◆ **PROBLEM REQUIREMENTS**
Each entry needs to be restated exactly as written.

⟨

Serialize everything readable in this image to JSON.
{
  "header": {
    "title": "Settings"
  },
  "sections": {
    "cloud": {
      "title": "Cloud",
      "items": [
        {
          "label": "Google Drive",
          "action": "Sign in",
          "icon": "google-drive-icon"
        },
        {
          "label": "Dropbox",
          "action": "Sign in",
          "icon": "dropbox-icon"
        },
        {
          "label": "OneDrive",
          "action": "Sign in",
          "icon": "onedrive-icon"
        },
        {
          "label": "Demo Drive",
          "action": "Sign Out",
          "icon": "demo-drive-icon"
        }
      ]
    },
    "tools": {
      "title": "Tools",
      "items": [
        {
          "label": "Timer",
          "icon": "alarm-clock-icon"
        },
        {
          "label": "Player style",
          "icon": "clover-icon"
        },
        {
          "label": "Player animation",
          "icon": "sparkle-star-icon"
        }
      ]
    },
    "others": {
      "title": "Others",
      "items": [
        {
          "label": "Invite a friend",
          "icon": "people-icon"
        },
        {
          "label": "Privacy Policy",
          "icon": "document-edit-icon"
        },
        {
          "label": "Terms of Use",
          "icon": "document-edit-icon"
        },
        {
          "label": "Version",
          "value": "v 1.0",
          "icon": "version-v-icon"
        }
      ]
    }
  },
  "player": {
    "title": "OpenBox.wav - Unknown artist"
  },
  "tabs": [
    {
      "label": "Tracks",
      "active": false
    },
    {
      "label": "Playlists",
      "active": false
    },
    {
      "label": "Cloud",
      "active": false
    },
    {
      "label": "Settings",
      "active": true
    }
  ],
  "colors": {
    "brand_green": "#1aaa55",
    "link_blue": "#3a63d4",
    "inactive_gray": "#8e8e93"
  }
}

⟩

◆ **EXERCISE SOLUTION**
Serialize everything readable in this image to JSON.
{
  "header": {
    "title": "Settings"
  },
  "sections": {
    "cloud": {
      "title": "Cloud",
      "items": [
        {
          "label": "Google Drive",
          "action": "Sign in",
          "icon": "google-drive-icon"
        },
        {
          "label": "Dropbox",
          "action": "Sign in",
          "icon": "dropbox-icon"
        },
        {
          "label": "OneDrive",
          "action": "Sign in",
          "icon": "onedrive-icon"
        },
        {
          "label": "Demo Drive",
          "action": "Sign Out",
          "icon": "demo-drive-icon"
        }
      ]
    },
    "tools": {
      "title": "Tools",
      "items": [
        {
          "label": "Timer",
          "icon": "alarm-clock-icon"
        },
        {
          "label": "Player style",
          "icon": "clover-icon"
        },
        {
          "label": "Player animation",
          "icon": "sparkle-star-icon"
        }
      ]
    },
    "others": {
      "title": "Others",
      "items": [
        {
          "label": "Invite a friend",
          "icon": "people-icon"
        },
        {
          "label": "Privacy Policy",
          "icon": "document-edit-icon"
        },
        {
          "label": "Terms of Use",
          "icon": "document-edit-icon"
        },
        {
          "label": "Version",
          "value": "v 1.0",
          "icon": "version-v-icon"
        }
      ]
    }
  },
  "player": {
    "title": "OpenBox.wav - Unknown artist"
  },
  "tabs": [
    {
      "label": "Tracks",
      "active": false
    },
    {
      "label": "Playlists",
      "active": false
    },
    {
      "label": "Cloud",
      "active": false
    },
    {
      "label": "Settings",
      "active": true
    }
  ],
  "colors": {
    "brand_green": "#1aaa55",
    "link_blue": "#3a63d4",
    "inactive_gray": "#8e8e93"
  }
}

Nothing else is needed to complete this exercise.